Instruction → Quote the data below in full, please, without altering anything.

Stored data
☆ ☆ ☆ ☆ ☆

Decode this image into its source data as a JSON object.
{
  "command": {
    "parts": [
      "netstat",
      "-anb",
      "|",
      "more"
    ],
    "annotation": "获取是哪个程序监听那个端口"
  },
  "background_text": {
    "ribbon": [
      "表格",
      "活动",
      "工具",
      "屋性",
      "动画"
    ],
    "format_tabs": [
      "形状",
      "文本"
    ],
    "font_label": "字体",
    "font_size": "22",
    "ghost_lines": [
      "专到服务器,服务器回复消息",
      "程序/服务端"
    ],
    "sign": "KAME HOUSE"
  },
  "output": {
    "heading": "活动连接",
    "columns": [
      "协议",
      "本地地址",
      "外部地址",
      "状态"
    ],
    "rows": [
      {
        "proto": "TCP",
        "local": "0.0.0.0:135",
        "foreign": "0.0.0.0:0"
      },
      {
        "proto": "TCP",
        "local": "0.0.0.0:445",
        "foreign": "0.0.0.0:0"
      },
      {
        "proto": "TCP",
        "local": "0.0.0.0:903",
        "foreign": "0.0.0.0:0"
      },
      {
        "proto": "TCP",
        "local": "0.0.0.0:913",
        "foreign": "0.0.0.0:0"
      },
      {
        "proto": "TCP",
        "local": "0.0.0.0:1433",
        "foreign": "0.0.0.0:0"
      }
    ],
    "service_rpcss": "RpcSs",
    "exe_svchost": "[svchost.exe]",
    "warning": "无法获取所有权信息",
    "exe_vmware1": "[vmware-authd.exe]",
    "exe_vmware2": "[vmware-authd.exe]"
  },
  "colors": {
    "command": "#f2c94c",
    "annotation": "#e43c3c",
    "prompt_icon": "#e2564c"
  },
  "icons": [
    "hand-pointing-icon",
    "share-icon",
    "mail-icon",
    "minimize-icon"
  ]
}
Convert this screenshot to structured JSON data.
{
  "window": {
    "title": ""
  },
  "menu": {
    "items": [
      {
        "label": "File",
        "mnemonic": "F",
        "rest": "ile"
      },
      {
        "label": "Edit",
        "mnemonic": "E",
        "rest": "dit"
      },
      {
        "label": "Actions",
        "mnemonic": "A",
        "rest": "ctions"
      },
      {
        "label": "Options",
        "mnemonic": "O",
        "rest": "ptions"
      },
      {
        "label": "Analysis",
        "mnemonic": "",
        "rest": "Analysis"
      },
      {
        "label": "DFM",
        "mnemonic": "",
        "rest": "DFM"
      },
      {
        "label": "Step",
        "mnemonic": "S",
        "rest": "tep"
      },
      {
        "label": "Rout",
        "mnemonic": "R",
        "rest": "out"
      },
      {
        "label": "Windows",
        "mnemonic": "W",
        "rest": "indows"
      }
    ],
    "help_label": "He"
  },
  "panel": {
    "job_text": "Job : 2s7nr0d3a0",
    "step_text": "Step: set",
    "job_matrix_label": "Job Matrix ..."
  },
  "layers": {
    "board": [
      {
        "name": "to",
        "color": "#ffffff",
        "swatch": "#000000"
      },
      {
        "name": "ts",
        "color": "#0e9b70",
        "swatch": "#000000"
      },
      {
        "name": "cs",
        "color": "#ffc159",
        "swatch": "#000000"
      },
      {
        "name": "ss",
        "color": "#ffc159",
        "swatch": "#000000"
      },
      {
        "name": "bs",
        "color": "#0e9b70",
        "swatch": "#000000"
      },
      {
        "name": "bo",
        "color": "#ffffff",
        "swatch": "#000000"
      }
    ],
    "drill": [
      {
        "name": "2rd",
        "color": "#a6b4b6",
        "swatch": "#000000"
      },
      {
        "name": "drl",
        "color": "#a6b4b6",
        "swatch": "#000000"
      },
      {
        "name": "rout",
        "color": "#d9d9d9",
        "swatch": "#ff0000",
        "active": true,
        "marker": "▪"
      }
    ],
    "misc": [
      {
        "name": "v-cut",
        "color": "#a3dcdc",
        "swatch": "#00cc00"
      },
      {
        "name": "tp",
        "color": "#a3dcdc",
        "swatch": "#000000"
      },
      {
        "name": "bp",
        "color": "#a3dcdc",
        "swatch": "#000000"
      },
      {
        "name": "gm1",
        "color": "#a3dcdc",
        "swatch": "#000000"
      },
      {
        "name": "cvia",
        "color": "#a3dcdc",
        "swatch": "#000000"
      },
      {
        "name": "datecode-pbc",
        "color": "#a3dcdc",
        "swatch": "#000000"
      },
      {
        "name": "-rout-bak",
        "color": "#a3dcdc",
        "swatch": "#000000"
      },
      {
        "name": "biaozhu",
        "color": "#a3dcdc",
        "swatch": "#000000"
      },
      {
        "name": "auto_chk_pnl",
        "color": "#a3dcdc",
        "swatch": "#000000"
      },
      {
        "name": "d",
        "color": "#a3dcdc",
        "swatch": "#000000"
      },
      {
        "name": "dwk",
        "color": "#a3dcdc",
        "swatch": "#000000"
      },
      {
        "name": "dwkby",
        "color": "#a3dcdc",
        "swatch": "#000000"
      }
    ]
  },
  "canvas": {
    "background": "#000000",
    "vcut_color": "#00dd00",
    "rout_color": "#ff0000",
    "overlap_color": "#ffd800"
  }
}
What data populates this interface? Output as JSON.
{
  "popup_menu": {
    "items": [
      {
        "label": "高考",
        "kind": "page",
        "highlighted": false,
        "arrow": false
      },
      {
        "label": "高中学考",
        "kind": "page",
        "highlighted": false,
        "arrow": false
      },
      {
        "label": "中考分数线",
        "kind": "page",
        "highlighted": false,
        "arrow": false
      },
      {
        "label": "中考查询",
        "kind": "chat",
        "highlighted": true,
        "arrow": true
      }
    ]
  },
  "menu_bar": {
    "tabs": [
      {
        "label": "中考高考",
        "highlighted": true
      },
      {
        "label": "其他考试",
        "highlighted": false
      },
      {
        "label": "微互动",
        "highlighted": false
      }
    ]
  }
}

☆ ☆ ☆ ☆ ☆

Written answer →
Decode this image into its source data as a JSON object.
{
  "command": {
    "parts": [
      "netstat",
      "-anb",
      "|",
      "more"
    ],
    "annotation": "获取是哪个程序监听那个端口"
  },
  "background_text": {
    "ribbon": [
      "表格",
      "活动",
      "工具",
      "屋性",
      "动画"
    ],
    "format_tabs": [
      "形状",
      "文本"
    ],
    "font_label": "字体",
    "font_size": "22",
    "ghost_lines": [
      "专到服务器,服务器回复消息",
      "程序/服务端"
    ],
    "sign": "KAME HOUSE"
  },
  "output": {
    "heading": "活动连接",
    "columns": [
      "协议",
      "本地地址",
      "外部地址",
      "状态"
    ],
    "rows": [
      {
        "proto": "TCP",
        "local": "0.0.0.0:135",
        "foreign": "0.0.0.0:0"
      },
      {
        "proto": "TCP",
        "local": "0.0.0.0:445",
        "foreign": "0.0.0.0:0"
      },
      {
        "proto": "TCP",
        "local": "0.0.0.0:903",
        "foreign": "0.0.0.0:0"
      },
      {
        "proto": "TCP",
        "local": "0.0.0.0:913",
        "foreign": "0.0.0.0:0"
      },
      {
        "proto": "TCP",
        "local": "0.0.0.0:1433",
        "foreign": "0.0.0.0:0"
      }
    ],
    "service_rpcss": "RpcSs",
    "exe_svchost": "[svchost.exe]",
    "warning": "无法获取所有权信息",
    "exe_vmware1": "[vmware-authd.exe]",
    "exe_vmware2": "[vmware-authd.exe]"
  },
  "colors": {
    "command": "#f2c94c",
    "annotation": "#e43c3c",
    "prompt_icon": "#e2564c"
  },
  "icons": [
    "hand-pointing-icon",
    "share-icon",
    "mail-icon",
    "minimize-icon"
  ]
}
Convert this screenshot to structured JSON data.
{
  "window": {
    "title": ""
  },
  "menu": {
    "items": [
      {
        "label": "File",
        "mnemonic": "F",
        "rest": "ile"
      },
      {
        "label": "Edit",
        "mnemonic": "E",
        "rest": "dit"
      },
      {
        "label": "Actions",
        "mnemonic": "A",
        "rest": "ctions"
      },
      {
        "label": "Options",
        "mnemonic": "O",
        "rest": "ptions"
      },
      {
        "label": "Analysis",
        "mnemonic": "",
        "rest": "Analysis"
      },
      {
        "label": "DFM",
        "mnemonic": "",
        "rest": "DFM"
      },
      {
        "label": "Step",
        "mnemonic": "S",
        "rest": "tep"
      },
      {
        "label": "Rout",
        "mnemonic": "R",
        "rest": "out"
      },
      {
        "label": "Windows",
        "mnemonic": "W",
        "rest": "indows"
      }
    ],
    "help_label": "He"
  },
  "panel": {
    "job_text": "Job : 2s7nr0d3a0",
    "step_text": "Step: set",
    "job_matrix_label": "Job Matrix ..."
  },
  "layers": {
    "board": [
      {
        "name": "to",
        "color": "#ffffff",
        "swatch": "#000000"
      },
      {
        "name": "ts",
        "color": "#0e9b70",
        "swatch": "#000000"
      },
      {
        "name": "cs",
        "color": "#ffc159",
        "swatch": "#000000"
      },
      {
        "name": "ss",
        "color": "#ffc159",
        "swatch": "#000000"
      },
      {
        "name": "bs",
        "color": "#0e9b70",
        "swatch": "#000000"
      },
      {
        "name": "bo",
        "color": "#ffffff",
        "swatch": "#000000"
      }
    ],
    "drill": [
      {
        "name": "2rd",
        "color": "#a6b4b6",
        "swatch": "#000000"
      },
      {
        "name": "drl",
        "color": "#a6b4b6",
        "swatch": "#000000"
      },
      {
        "name": "rout",
        "color": "#d9d9d9",
        "swatch": "#ff0000",
        "active": true,
        "marker": "▪"
      }
    ],
    "misc": [
      {
        "name": "v-cut",
        "color": "#a3dcdc",
        "swatch": "#00cc00"
      },
      {
        "name": "tp",
        "color": "#a3dcdc",
        "swatch": "#000000"
      },
      {
        "name": "bp",
        "color": "#a3dcdc",
        "swatch": "#000000"
      },
      {
        "name": "gm1",
        "color": "#a3dcdc",
        "swatch": "#000000"
      },
      {
        "name": "cvia",
        "color": "#a3dcdc",
        "swatch": "#000000"
      },
      {
        "name": "datecode-pbc",
        "color": "#a3dcdc",
        "swatch": "#000000"
      },
      {
        "name": "-rout-bak",
        "color": "#a3dcdc",
        "swatch": "#000000"
      },
      {
        "name": "biaozhu",
        "color": "#a3dcdc",
        "swatch": "#000000"
      },
      {
        "name": "auto_chk_pnl",
        "color": "#a3dcdc",
        "swatch": "#000000"
      },
      {
        "name": "d",
        "color": "#a3dcdc",
        "swatch": "#000000"
      },
      {
        "name": "dwk",
        "color": "#a3dcdc",
        "swatch": "#000000"
      },
      {
        "name": "dwkby",
        "color": "#a3dcdc",
        "swatch": "#000000"
      }
    ]
  },
  "canvas": {
    "background": "#000000",
    "vcut_color": "#00dd00",
    "rout_color": "#ff0000",
    "overlap_color": "#ffd800"
  }
}
What data populates this interface? Output as JSON.
{
  "popup_menu": {
    "items": [
      {
        "label": "高考",
        "kind": "page",
        "highlighted": false,
        "arrow": false
      },
      {
        "label": "高中学考",
        "kind": "page",
        "highlighted": false,
        "arrow": false
      },
      {
        "label": "中考分数线",
        "kind": "page",
        "highlighted": false,
        "arrow": false
      },
      {
        "label": "中考查询",
        "kind": "chat",
        "highlighted": true,
        "arrow": true
      }
    ]
  },
  "menu_bar": {
    "tabs": [
      {
        "label": "中考高考",
        "highlighted": true
      },
      {
        "label": "其他考试",
        "highlighted": false
      },
      {
        "label": "微互动",
        "highlighted": false
      }
    ]
  }
}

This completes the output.